- **WHAT YOU HAVE TO DO**
Will you write out the data exactly, excluding every picture?
--- BEGIN RECORDED DATA ---
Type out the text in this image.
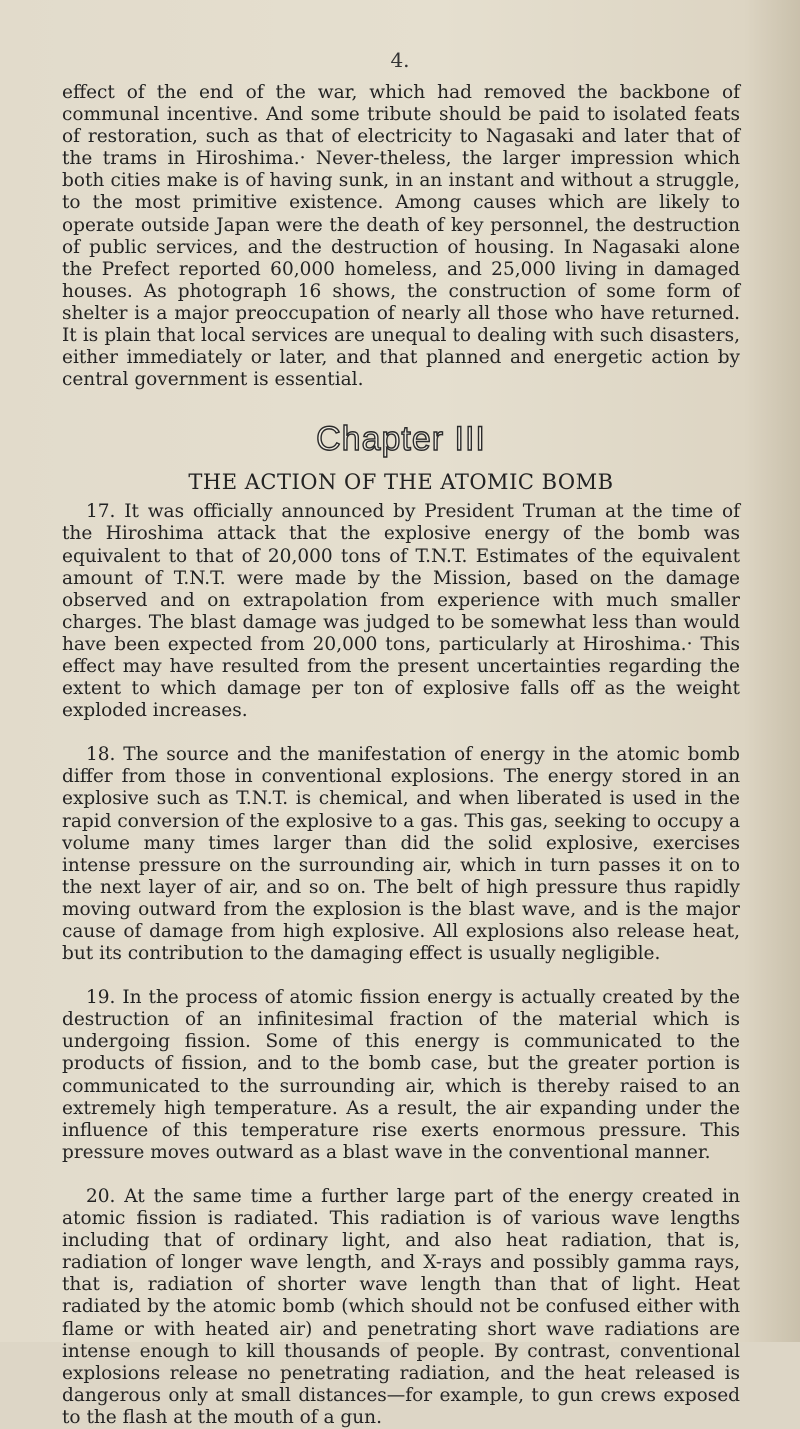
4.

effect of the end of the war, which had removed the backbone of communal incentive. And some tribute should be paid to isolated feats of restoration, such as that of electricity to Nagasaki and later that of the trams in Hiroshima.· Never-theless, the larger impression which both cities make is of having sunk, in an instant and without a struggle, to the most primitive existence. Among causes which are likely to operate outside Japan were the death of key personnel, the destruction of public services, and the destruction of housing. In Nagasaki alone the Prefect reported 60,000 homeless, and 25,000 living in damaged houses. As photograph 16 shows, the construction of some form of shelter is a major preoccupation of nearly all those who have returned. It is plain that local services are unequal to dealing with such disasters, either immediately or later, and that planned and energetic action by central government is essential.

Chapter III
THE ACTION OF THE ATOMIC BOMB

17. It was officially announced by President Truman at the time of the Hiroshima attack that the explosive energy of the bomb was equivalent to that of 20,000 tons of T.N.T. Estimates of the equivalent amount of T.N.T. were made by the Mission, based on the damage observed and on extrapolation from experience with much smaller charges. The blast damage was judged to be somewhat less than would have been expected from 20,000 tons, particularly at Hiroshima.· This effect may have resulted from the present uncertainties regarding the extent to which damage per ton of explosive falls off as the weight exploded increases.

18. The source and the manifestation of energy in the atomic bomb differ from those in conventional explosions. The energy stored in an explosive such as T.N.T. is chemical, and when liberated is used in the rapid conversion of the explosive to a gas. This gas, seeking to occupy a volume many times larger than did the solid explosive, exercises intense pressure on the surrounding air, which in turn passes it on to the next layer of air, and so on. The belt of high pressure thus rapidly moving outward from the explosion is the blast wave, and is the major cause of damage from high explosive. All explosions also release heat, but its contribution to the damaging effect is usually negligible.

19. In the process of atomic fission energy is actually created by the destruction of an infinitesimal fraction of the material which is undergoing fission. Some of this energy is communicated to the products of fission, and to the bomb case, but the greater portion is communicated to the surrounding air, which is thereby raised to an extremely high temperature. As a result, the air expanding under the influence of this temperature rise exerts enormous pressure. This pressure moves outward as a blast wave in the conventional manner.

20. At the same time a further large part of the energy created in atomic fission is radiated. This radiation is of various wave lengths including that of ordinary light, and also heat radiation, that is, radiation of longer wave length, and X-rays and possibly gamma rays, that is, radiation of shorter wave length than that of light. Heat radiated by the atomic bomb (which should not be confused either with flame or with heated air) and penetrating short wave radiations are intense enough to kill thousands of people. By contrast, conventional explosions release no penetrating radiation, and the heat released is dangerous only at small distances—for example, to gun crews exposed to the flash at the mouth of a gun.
--- END RECORDED DATA ---
- **OUTPUT**
Type out the text in this image.
4.

effect of the end of the war, which had removed the backbone of communal incentive. And some tribute should be paid to isolated feats of restoration, such as that of electricity to Nagasaki and later that of the trams in Hiroshima.· Never-theless, the larger impression which both cities make is of having sunk, in an instant and without a struggle, to the most primitive existence. Among causes which are likely to operate outside Japan were the death of key personnel, the destruction of public services, and the destruction of housing. In Nagasaki alone the Prefect reported 60,000 homeless, and 25,000 living in damaged houses. As photograph 16 shows, the construction of some form of shelter is a major preoccupation of nearly all those who have returned. It is plain that local services are unequal to dealing with such disasters, either immediately or later, and that planned and energetic action by central government is essential.

Chapter III
THE ACTION OF THE ATOMIC BOMB

17. It was officially announced by President Truman at the time of the Hiroshima attack that the explosive energy of the bomb was equivalent to that of 20,000 tons of T.N.T. Estimates of the equivalent amount of T.N.T. were made by the Mission, based on the damage observed and on extrapolation from experience with much smaller charges. The blast damage was judged to be somewhat less than would have been expected from 20,000 tons, particularly at Hiroshima.· This effect may have resulted from the present uncertainties regarding the extent to which damage per ton of explosive falls off as the weight exploded increases.

18. The source and the manifestation of energy in the atomic bomb differ from those in conventional explosions. The energy stored in an explosive such as T.N.T. is chemical, and when liberated is used in the rapid conversion of the explosive to a gas. This gas, seeking to occupy a volume many times larger than did the solid explosive, exercises intense pressure on the surrounding air, which in turn passes it on to the next layer of air, and so on. The belt of high pressure thus rapidly moving outward from the explosion is the blast wave, and is the major cause of damage from high explosive. All explosions also release heat, but its contribution to the damaging effect is usually negligible.

19. In the process of atomic fission energy is actually created by the destruction of an infinitesimal fraction of the material which is undergoing fission. Some of this energy is communicated to the products of fission, and to the bomb case, but the greater portion is communicated to the surrounding air, which is thereby raised to an extremely high temperature. As a result, the air expanding under the influence of this temperature rise exerts enormous pressure. This pressure moves outward as a blast wave in the conventional manner.

20. At the same time a further large part of the energy created in atomic fission is radiated. This radiation is of various wave lengths including that of ordinary light, and also heat radiation, that is, radiation of longer wave length, and X-rays and possibly gamma rays, that is, radiation of shorter wave length than that of light. Heat radiated by the atomic bomb (which should not be confused either with flame or with heated air) and penetrating short wave radiations are intense enough to kill thousands of people. By contrast, conventional explosions release no penetrating radiation, and the heat released is dangerous only at small distances—for example, to gun crews exposed to the flash at the mouth of a gun.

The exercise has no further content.